Records from a collection
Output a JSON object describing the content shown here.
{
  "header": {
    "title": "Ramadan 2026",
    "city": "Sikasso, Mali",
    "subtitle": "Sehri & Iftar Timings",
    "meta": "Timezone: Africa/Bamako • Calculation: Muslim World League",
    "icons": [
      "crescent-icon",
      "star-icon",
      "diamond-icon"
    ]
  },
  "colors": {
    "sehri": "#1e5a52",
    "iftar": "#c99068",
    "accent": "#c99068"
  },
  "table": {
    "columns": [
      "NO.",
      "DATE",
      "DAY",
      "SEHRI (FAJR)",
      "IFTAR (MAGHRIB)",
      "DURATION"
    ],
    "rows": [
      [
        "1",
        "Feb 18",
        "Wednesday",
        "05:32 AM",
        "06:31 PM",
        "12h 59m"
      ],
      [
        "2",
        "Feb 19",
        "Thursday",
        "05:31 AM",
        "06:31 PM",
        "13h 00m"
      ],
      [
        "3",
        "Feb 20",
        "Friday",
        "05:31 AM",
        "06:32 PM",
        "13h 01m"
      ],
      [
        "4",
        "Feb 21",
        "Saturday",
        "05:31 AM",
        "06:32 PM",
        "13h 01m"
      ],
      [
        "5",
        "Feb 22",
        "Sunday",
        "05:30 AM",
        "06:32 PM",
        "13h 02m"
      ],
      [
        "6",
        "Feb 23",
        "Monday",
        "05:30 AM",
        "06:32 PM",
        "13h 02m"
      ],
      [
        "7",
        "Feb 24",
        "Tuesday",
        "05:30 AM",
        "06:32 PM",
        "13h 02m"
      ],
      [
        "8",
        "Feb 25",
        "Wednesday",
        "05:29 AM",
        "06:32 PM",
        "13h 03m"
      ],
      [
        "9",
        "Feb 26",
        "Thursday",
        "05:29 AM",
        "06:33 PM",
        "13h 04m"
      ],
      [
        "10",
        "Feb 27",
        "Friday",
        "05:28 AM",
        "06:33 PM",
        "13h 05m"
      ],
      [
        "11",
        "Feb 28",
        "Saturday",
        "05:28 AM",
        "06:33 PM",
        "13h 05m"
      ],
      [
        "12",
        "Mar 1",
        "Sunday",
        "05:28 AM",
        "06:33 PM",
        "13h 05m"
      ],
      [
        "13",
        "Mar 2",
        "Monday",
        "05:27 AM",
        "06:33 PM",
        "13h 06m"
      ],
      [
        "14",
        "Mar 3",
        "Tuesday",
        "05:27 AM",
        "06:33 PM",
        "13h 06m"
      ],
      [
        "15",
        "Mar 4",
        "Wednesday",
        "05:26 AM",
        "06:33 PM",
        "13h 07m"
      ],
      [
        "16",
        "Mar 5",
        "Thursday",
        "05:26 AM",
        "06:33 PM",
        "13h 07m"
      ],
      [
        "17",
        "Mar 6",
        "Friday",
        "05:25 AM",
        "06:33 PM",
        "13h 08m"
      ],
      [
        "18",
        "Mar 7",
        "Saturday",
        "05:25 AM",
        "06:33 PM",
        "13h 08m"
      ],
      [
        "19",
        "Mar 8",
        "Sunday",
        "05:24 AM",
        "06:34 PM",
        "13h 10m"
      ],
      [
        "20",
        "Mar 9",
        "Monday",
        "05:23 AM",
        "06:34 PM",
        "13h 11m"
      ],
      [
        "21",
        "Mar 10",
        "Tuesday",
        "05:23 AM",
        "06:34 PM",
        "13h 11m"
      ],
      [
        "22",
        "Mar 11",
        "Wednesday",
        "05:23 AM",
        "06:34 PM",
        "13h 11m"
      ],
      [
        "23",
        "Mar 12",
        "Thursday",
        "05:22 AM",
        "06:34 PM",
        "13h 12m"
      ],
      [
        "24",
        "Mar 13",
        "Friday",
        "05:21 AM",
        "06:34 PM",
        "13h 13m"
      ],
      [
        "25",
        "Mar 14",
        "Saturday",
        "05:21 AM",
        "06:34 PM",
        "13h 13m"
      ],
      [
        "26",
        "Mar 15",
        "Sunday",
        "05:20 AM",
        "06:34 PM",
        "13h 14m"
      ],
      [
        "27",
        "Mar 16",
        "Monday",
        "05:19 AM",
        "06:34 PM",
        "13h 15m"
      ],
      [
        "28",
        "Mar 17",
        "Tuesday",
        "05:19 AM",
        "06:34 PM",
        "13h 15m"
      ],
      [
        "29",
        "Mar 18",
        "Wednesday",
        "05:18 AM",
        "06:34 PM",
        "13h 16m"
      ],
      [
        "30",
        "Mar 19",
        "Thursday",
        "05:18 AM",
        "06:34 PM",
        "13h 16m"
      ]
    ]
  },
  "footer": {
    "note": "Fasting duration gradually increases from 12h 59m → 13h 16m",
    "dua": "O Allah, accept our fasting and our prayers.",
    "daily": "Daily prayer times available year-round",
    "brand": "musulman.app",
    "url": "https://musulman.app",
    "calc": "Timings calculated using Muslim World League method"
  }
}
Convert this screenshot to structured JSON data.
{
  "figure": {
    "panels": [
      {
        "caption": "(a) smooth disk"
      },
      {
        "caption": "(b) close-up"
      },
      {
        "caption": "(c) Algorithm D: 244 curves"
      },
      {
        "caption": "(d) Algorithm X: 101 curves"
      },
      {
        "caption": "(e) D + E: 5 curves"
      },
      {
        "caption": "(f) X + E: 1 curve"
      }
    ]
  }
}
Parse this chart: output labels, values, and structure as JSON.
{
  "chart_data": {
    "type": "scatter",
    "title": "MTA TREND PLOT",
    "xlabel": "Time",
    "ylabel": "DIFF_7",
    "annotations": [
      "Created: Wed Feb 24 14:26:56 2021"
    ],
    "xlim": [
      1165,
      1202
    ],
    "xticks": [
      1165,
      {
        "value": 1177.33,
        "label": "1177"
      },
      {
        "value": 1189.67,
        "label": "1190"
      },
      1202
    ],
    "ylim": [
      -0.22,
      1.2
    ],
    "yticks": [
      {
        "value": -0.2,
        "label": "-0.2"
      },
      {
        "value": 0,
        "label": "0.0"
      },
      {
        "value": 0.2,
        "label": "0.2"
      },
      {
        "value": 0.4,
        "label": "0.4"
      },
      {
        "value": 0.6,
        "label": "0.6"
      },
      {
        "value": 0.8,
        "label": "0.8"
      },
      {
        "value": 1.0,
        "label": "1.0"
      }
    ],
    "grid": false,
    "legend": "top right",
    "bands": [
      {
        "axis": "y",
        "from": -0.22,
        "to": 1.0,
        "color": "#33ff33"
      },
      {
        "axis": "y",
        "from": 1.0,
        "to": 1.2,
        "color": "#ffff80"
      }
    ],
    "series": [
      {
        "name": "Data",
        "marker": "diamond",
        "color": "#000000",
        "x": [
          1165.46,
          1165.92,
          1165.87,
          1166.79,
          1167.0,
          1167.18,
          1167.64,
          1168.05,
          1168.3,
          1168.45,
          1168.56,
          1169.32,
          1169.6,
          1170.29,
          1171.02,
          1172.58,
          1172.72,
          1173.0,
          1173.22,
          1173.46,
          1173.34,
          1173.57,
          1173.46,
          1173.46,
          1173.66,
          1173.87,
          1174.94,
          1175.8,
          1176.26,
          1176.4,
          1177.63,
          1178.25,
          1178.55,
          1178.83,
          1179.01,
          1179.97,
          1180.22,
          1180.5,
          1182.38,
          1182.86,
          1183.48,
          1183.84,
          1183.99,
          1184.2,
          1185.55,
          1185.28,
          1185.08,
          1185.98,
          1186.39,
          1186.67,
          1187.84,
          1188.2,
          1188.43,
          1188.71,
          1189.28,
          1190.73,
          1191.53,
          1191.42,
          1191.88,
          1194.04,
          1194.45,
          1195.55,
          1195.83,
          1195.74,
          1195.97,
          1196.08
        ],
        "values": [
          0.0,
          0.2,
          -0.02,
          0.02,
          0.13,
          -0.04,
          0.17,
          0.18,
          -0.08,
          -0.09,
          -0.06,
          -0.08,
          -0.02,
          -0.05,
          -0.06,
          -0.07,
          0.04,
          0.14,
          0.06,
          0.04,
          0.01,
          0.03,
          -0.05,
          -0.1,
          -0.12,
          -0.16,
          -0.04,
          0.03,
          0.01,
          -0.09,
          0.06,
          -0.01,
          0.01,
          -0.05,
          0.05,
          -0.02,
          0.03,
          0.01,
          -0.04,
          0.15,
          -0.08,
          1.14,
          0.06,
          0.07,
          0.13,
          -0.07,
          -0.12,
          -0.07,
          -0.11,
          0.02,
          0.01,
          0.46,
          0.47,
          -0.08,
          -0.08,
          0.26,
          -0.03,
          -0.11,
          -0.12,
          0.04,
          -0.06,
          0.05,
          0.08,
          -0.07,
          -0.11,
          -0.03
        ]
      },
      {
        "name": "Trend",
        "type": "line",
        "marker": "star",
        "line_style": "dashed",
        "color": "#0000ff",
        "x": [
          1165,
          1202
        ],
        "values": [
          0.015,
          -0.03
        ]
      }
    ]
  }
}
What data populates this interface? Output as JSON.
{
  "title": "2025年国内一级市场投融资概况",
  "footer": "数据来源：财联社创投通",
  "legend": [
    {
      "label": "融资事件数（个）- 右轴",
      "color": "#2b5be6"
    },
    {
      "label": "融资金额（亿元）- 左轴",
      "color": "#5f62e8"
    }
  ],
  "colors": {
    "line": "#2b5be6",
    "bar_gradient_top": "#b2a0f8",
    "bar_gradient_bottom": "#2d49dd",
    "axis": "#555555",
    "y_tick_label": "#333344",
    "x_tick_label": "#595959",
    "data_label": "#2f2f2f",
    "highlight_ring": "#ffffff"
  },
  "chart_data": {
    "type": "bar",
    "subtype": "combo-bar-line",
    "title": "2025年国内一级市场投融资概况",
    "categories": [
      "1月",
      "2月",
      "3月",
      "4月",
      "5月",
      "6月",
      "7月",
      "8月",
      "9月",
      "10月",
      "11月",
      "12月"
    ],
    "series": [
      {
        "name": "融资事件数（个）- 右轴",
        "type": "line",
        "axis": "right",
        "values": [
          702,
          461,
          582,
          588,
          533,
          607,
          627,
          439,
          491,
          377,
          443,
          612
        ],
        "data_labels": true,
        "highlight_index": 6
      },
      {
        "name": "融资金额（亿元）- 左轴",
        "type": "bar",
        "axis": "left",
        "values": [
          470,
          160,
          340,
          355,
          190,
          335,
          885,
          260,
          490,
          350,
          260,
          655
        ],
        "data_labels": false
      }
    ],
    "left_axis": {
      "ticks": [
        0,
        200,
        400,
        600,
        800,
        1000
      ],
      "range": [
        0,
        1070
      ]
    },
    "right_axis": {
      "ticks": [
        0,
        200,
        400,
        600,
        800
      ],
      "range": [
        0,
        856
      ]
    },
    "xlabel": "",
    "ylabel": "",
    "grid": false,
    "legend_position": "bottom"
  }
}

**THE REQUEST:** Give only the number of lines in the records that contain the string "Timings".

**WRITTEN SOLUTION:** 2